MV_t = M_t−1+α_CPICPI_t−1+α_IPIP_t−1+α_const for 5 cointegrating vectors in VEC;

MV_t = M_t−1+α_CPICPI_t−1+α_IPIP_t−1+α_{I refer}_ I refer_ _t−1+α_const for 4 cointegrating vectors.

The error-correction term representing loan velocity (LV) has the form:

LV_t = L_t−1+α_CPICPI_t−1+α_IPIP_t−1+α_const for 5 cointegrating vectors in VEC;

LV_t =L_t−1+α_CPICPI_t−1+α_IPIP_t−1+α_{I refer}_ I refer_ _t−1+α_const for 4 cointegrating vectors;

where M is a chosen monetary aggregate and L is a loan variable. Table 4-A/4-B exhibits the lags coefficients for the error-correction terms, representing the money velocity and the loan velocity correspondently; the lag coefficient for M_t−1/L_t−1 is set to one by construction of the error-correction term. Velocity type variables characterize short-run divergences from common stochastic trends and are appropriate terms to investigate the impact of the monetary policy on the real economy.

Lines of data
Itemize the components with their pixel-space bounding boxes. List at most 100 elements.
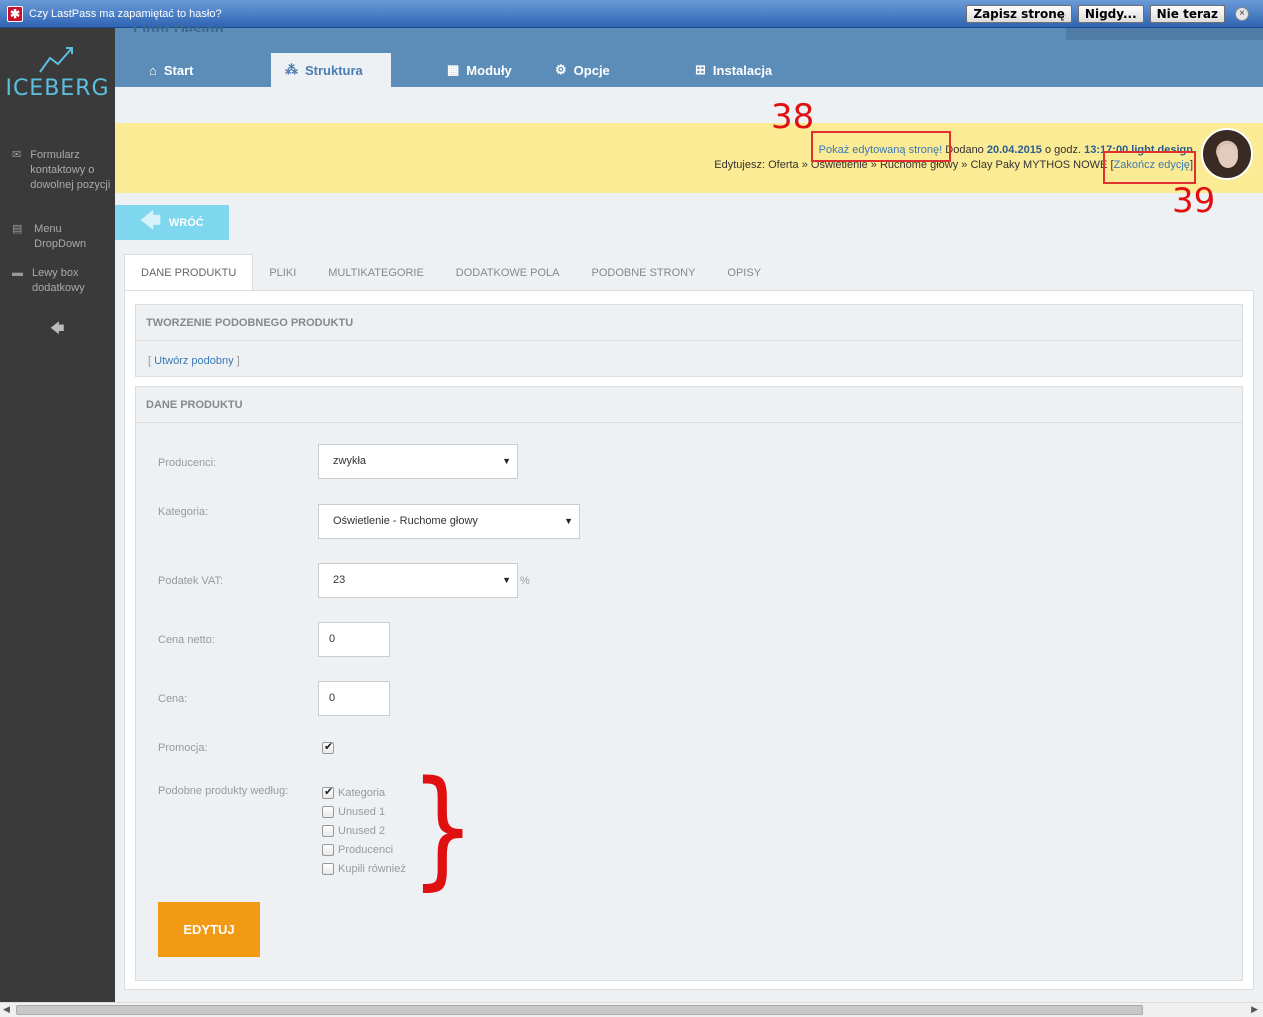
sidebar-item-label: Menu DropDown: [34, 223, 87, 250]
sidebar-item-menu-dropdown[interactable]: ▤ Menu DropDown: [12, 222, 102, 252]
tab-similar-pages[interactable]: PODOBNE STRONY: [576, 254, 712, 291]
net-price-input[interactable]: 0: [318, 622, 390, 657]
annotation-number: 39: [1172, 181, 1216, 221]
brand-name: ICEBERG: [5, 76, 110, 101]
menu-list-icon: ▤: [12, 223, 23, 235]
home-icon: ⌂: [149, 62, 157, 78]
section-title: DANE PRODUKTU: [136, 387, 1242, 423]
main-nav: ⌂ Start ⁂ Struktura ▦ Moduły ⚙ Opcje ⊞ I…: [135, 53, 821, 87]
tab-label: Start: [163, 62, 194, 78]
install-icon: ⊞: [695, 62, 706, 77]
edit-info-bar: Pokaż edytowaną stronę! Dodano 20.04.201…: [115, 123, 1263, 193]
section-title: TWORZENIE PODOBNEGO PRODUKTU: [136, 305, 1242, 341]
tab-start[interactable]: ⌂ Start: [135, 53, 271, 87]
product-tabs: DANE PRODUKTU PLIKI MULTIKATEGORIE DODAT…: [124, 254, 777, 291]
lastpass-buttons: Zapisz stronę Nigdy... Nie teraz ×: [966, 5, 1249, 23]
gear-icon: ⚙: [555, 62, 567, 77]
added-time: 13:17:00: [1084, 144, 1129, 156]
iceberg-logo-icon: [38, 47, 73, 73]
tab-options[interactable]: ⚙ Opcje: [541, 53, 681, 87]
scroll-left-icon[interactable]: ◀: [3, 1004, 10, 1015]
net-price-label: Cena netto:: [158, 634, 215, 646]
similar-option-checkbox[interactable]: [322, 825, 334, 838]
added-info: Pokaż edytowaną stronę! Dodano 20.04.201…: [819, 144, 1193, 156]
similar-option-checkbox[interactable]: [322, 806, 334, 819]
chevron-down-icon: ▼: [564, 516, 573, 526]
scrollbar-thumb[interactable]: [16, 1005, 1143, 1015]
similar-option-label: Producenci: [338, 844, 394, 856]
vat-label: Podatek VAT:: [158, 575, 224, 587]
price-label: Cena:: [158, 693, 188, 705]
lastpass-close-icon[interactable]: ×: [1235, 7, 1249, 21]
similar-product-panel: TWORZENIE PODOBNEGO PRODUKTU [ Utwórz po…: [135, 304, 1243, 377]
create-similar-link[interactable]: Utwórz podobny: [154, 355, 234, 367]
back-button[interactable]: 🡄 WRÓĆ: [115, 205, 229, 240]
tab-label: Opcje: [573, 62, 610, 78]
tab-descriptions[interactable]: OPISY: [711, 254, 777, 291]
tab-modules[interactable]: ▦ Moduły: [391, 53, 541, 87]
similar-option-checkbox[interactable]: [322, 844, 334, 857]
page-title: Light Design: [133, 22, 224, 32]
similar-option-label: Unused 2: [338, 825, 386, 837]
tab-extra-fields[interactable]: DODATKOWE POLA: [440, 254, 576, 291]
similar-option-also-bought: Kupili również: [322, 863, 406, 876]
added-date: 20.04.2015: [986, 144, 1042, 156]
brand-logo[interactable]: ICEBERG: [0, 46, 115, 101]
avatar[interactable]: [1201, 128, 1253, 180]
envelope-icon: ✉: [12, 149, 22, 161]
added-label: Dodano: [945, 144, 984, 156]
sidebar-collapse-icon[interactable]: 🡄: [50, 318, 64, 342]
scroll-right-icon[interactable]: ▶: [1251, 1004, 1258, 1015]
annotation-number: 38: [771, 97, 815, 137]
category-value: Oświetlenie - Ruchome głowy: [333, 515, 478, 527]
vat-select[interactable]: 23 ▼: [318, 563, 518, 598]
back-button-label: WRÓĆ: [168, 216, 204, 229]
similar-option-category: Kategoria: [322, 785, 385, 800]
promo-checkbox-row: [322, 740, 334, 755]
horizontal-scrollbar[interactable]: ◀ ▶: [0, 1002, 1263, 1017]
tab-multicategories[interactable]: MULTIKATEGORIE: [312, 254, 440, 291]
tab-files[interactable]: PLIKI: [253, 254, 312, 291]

What the task requires
Please return the stretch of the passage on money and loan velocity from "The error-correction term representing" through "the real economy.", copied word for word.

Answer in full
The error-correction term representing loan velocity (LV) has the form:

LV_t = L_t−1+α_CPICPI_t−1+α_IPIP_t−1+α_const for 5 cointegrating vectors in VEC;

LV_t =L_t−1+α_CPICPI_t−1+α_IPIP_t−1+α_{I refer}_ I refer_ _t−1+α_const for 4 cointegrating vectors;

where M is a chosen monetary aggregate and L is a loan variable. Table 4-A/4-B exhibits the lags coefficients for the error-correction terms, representing the money velocity and the loan velocity correspondently; the lag coefficient for M_t−1/L_t−1 is set to one by construction of the error-correction term. Velocity type variables characterize short-run divergences from common stochastic trends and are appropriate terms to investigate the impact of the monetary policy on the real economy.